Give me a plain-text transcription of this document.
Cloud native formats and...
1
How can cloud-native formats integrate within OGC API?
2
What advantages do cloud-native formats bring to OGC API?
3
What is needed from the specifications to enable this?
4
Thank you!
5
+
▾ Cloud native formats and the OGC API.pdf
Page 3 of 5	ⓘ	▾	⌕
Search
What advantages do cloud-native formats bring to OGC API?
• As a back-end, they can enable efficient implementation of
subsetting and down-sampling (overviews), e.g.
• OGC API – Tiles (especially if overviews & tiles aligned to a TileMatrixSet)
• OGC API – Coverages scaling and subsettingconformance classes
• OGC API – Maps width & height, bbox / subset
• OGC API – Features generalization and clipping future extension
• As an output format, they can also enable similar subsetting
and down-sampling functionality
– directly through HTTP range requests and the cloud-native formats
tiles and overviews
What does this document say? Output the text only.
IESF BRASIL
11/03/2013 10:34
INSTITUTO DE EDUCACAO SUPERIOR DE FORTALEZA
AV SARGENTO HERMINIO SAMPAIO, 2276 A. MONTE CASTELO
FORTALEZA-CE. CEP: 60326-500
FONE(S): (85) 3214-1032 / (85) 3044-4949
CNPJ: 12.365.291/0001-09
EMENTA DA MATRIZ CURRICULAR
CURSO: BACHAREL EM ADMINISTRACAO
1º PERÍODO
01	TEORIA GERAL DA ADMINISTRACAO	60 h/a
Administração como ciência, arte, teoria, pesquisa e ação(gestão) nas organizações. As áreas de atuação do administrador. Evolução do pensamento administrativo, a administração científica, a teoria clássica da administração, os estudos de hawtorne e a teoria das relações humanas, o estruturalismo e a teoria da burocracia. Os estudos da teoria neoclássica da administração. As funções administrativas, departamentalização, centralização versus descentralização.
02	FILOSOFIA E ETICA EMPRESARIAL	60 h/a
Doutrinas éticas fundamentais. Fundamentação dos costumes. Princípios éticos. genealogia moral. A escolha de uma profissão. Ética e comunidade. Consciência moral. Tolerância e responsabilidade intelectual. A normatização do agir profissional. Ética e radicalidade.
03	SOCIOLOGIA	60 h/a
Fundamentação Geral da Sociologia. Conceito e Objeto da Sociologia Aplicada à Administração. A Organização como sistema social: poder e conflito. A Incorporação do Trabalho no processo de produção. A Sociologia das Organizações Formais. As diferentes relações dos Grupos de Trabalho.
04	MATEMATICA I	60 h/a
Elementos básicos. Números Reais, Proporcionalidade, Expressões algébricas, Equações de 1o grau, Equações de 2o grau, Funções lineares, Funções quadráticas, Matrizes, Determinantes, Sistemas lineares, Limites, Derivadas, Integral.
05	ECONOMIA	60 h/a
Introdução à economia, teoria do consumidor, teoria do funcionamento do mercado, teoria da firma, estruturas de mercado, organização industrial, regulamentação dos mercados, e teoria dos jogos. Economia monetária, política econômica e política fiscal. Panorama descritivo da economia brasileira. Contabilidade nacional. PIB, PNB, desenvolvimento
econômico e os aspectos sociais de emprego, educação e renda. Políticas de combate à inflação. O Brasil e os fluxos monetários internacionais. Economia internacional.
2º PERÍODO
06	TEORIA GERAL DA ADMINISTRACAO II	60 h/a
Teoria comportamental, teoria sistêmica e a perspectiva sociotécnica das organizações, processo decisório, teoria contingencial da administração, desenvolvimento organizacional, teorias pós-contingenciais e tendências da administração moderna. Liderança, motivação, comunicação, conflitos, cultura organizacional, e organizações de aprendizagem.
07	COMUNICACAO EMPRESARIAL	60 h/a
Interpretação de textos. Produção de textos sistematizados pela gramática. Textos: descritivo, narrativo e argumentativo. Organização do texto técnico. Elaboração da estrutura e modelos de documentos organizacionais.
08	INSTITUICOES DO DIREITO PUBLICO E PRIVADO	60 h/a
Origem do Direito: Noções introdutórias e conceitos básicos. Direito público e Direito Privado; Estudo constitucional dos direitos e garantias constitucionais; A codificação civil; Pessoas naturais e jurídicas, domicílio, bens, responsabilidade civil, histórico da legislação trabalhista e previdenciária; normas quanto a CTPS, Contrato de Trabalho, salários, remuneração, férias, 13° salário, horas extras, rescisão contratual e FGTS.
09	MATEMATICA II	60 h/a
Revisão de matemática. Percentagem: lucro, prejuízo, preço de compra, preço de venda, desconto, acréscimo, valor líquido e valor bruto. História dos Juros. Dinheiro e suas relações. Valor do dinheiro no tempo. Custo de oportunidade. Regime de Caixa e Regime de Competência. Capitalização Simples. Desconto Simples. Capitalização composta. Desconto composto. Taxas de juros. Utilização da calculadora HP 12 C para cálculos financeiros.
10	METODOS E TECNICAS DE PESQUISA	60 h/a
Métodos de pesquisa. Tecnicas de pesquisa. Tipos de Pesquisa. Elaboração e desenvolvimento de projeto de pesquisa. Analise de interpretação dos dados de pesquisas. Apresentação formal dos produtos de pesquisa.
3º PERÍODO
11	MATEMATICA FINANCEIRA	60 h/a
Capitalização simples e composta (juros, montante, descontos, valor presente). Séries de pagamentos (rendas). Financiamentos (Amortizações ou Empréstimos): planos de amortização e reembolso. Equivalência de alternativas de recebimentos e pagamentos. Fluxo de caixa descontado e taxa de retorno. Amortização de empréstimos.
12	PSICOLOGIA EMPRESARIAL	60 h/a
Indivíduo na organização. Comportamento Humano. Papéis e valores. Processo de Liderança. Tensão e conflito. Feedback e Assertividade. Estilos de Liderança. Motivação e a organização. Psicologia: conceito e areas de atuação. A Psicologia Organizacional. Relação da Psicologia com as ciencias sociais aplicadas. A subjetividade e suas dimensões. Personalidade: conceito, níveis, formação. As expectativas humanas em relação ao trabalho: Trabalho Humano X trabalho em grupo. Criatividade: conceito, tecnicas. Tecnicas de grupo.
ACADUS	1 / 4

_ _ _

*DIRECTION*:
Go through the records and show every line with the string "this" in it.

*CORRECT OUTPUT*:
Give me a plain-text transcription of this document.
What is needed from the specifications to enable this?
What does this document say? Output the text only.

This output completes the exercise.